● Records supplied
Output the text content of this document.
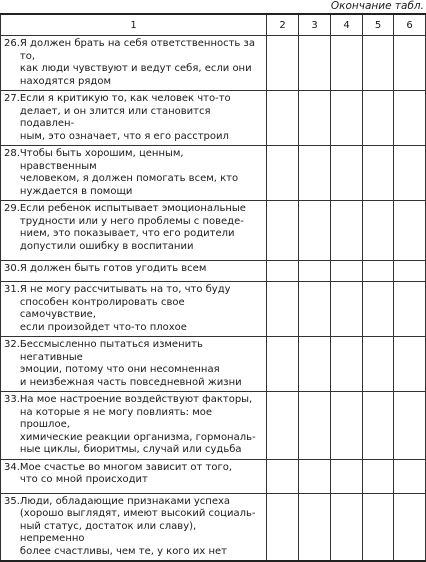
Окончание табл.
1	2	3	4	5	6

26. Я должен брать на себя ответственность за то,
как люди чувствуют и ведут себя, если они
находятся рядом					

27. Если я критикую то, как человек что-то
делает, и он злится или становится подавлен-
ным, это означает, что я его расстроил					

28. Чтобы быть хорошим, ценным, нравственным
человеком, я должен помогать всем, кто
нуждается в помощи					

29. Если ребенок испытывает эмоциональные
трудности или у него проблемы с поведе-
нием, это показывает, что его родители
допустили ошибку в воспитании					

30. Я должен быть готов угодить всем					

31. Я не могу рассчитывать на то, что буду
способен контролировать свое самочувствие,
если произойдет что-то плохое					

32. Бессмысленно пытаться изменить негативные
эмоции, потому что они несомненная
и неизбежная часть повседневной жизни					

33. На мое настроение воздействуют факторы,
на которые я не могу повлиять: мое прошлое,
химические реакции организма, гормональ-
ные циклы, биоритмы, случай или судьба					

34. Мое счастье во многом зависит от того,
что со мной происходит					

35. Люди, обладающие признаками успеха
(хорошо выглядят, имеют высокий социаль-
ный статус, достаток или славу), непременно
более счастливы, чем те, у кого их нет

● Brief
Without the pictures, transcribe the listing above exactly.

● Result below
Output the text content of this document.
Окончание табл.
1	2	3	4	5	6

26. Я должен брать на себя ответственность за то,
как люди чувствуют и ведут себя, если они
находятся рядом					

27. Если я критикую то, как человек что-то
делает, и он злится или становится подавлен-
ным, это означает, что я его расстроил					

28. Чтобы быть хорошим, ценным, нравственным
человеком, я должен помогать всем, кто
нуждается в помощи					

29. Если ребенок испытывает эмоциональные
трудности или у него проблемы с поведе-
нием, это показывает, что его родители
допустили ошибку в воспитании					

30. Я должен быть готов угодить всем					

31. Я не могу рассчитывать на то, что буду
способен контролировать свое самочувствие,
если произойдет что-то плохое					

32. Бессмысленно пытаться изменить негативные
эмоции, потому что они несомненная
и неизбежная часть повседневной жизни					

33. На мое настроение воздействуют факторы,
на которые я не могу повлиять: мое прошлое,
химические реакции организма, гормональ-
ные циклы, биоритмы, случай или судьба					

34. Мое счастье во многом зависит от того,
что со мной происходит					

35. Люди, обладающие признаками успеха
(хорошо выглядят, имеют высокий социаль-
ный статус, достаток или славу), непременно
более счастливы, чем те, у кого их нет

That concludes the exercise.